━━ Records provided
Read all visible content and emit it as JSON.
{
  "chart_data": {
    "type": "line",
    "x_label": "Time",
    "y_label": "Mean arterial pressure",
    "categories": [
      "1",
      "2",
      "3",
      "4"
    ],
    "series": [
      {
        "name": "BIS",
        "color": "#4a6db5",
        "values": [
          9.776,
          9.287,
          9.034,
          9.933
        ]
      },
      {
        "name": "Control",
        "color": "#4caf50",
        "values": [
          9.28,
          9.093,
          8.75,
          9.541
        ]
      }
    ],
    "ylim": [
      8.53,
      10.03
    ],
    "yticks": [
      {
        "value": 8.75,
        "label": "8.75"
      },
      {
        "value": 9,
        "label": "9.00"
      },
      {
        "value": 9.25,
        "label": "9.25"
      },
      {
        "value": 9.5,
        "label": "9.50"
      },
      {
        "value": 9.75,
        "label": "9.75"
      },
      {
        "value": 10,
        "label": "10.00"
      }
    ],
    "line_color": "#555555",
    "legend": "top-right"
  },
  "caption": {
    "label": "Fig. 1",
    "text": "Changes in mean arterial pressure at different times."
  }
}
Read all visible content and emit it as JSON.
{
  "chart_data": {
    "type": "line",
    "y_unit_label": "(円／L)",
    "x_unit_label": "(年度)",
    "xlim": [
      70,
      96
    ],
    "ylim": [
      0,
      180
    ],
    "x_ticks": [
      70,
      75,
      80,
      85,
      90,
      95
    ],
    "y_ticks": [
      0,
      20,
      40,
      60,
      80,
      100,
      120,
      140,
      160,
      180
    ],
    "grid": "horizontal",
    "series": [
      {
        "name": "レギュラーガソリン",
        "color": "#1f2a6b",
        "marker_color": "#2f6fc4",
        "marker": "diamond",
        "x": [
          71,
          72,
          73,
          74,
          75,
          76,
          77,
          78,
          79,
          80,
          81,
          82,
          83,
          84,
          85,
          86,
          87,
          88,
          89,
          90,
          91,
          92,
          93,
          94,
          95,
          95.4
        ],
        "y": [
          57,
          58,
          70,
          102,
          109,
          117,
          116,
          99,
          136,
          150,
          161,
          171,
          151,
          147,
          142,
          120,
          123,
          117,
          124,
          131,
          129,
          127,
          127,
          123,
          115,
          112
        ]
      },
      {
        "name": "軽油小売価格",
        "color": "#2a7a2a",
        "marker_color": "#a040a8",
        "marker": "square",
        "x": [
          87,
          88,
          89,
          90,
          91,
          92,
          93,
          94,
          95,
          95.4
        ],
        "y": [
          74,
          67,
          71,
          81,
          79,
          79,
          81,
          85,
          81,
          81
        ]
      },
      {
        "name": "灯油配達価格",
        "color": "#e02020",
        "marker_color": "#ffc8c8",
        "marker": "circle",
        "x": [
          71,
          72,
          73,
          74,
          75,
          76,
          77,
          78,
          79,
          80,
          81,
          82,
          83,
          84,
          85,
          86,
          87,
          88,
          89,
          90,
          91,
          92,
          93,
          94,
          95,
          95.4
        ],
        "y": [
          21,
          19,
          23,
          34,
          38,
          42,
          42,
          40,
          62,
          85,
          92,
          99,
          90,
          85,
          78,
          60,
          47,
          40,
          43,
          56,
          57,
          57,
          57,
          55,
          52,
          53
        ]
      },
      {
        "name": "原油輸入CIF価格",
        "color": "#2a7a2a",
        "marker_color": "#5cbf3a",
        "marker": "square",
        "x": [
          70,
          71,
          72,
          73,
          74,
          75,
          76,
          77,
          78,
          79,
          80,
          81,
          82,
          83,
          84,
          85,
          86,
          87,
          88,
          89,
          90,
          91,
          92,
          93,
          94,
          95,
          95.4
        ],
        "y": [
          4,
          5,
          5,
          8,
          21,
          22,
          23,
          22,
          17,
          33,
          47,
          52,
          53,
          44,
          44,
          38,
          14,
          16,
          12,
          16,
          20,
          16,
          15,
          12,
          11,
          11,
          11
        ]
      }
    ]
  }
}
━━━━
## What you will do
Restate each record word for word.

## Problem solution
Read all visible content and emit it as JSON.
{
  "chart_data": {
    "type": "line",
    "x_label": "Time",
    "y_label": "Mean arterial pressure",
    "categories": [
      "1",
      "2",
      "3",
      "4"
    ],
    "series": [
      {
        "name": "BIS",
        "color": "#4a6db5",
        "values": [
          9.776,
          9.287,
          9.034,
          9.933
        ]
      },
      {
        "name": "Control",
        "color": "#4caf50",
        "values": [
          9.28,
          9.093,
          8.75,
          9.541
        ]
      }
    ],
    "ylim": [
      8.53,
      10.03
    ],
    "yticks": [
      {
        "value": 8.75,
        "label": "8.75"
      },
      {
        "value": 9,
        "label": "9.00"
      },
      {
        "value": 9.25,
        "label": "9.25"
      },
      {
        "value": 9.5,
        "label": "9.50"
      },
      {
        "value": 9.75,
        "label": "9.75"
      },
      {
        "value": 10,
        "label": "10.00"
      }
    ],
    "line_color": "#555555",
    "legend": "top-right"
  },
  "caption": {
    "label": "Fig. 1",
    "text": "Changes in mean arterial pressure at different times."
  }
}
Read all visible content and emit it as JSON.
{
  "chart_data": {
    "type": "line",
    "y_unit_label": "(円／L)",
    "x_unit_label": "(年度)",
    "xlim": [
      70,
      96
    ],
    "ylim": [
      0,
      180
    ],
    "x_ticks": [
      70,
      75,
      80,
      85,
      90,
      95
    ],
    "y_ticks": [
      0,
      20,
      40,
      60,
      80,
      100,
      120,
      140,
      160,
      180
    ],
    "grid": "horizontal",
    "series": [
      {
        "name": "レギュラーガソリン",
        "color": "#1f2a6b",
        "marker_color": "#2f6fc4",
        "marker": "diamond",
        "x": [
          71,
          72,
          73,
          74,
          75,
          76,
          77,
          78,
          79,
          80,
          81,
          82,
          83,
          84,
          85,
          86,
          87,
          88,
          89,
          90,
          91,
          92,
          93,
          94,
          95,
          95.4
        ],
        "y": [
          57,
          58,
          70,
          102,
          109,
          117,
          116,
          99,
          136,
          150,
          161,
          171,
          151,
          147,
          142,
          120,
          123,
          117,
          124,
          131,
          129,
          127,
          127,
          123,
          115,
          112
        ]
      },
      {
        "name": "軽油小売価格",
        "color": "#2a7a2a",
        "marker_color": "#a040a8",
        "marker": "square",
        "x": [
          87,
          88,
          89,
          90,
          91,
          92,
          93,
          94,
          95,
          95.4
        ],
        "y": [
          74,
          67,
          71,
          81,
          79,
          79,
          81,
          85,
          81,
          81
        ]
      },
      {
        "name": "灯油配達価格",
        "color": "#e02020",
        "marker_color": "#ffc8c8",
        "marker": "circle",
        "x": [
          71,
          72,
          73,
          74,
          75,
          76,
          77,
          78,
          79,
          80,
          81,
          82,
          83,
          84,
          85,
          86,
          87,
          88,
          89,
          90,
          91,
          92,
          93,
          94,
          95,
          95.4
        ],
        "y": [
          21,
          19,
          23,
          34,
          38,
          42,
          42,
          40,
          62,
          85,
          92,
          99,
          90,
          85,
          78,
          60,
          47,
          40,
          43,
          56,
          57,
          57,
          57,
          55,
          52,
          53
        ]
      },
      {
        "name": "原油輸入CIF価格",
        "color": "#2a7a2a",
        "marker_color": "#5cbf3a",
        "marker": "square",
        "x": [
          70,
          71,
          72,
          73,
          74,
          75,
          76,
          77,
          78,
          79,
          80,
          81,
          82,
          83,
          84,
          85,
          86,
          87,
          88,
          89,
          90,
          91,
          92,
          93,
          94,
          95,
          95.4
        ],
        "y": [
          4,
          5,
          5,
          8,
          21,
          22,
          23,
          22,
          17,
          33,
          47,
          52,
          53,
          44,
          44,
          38,
          14,
          16,
          12,
          16,
          20,
          16,
          15,
          12,
          11,
          11,
          11
        ]
      }
    ]
  }
}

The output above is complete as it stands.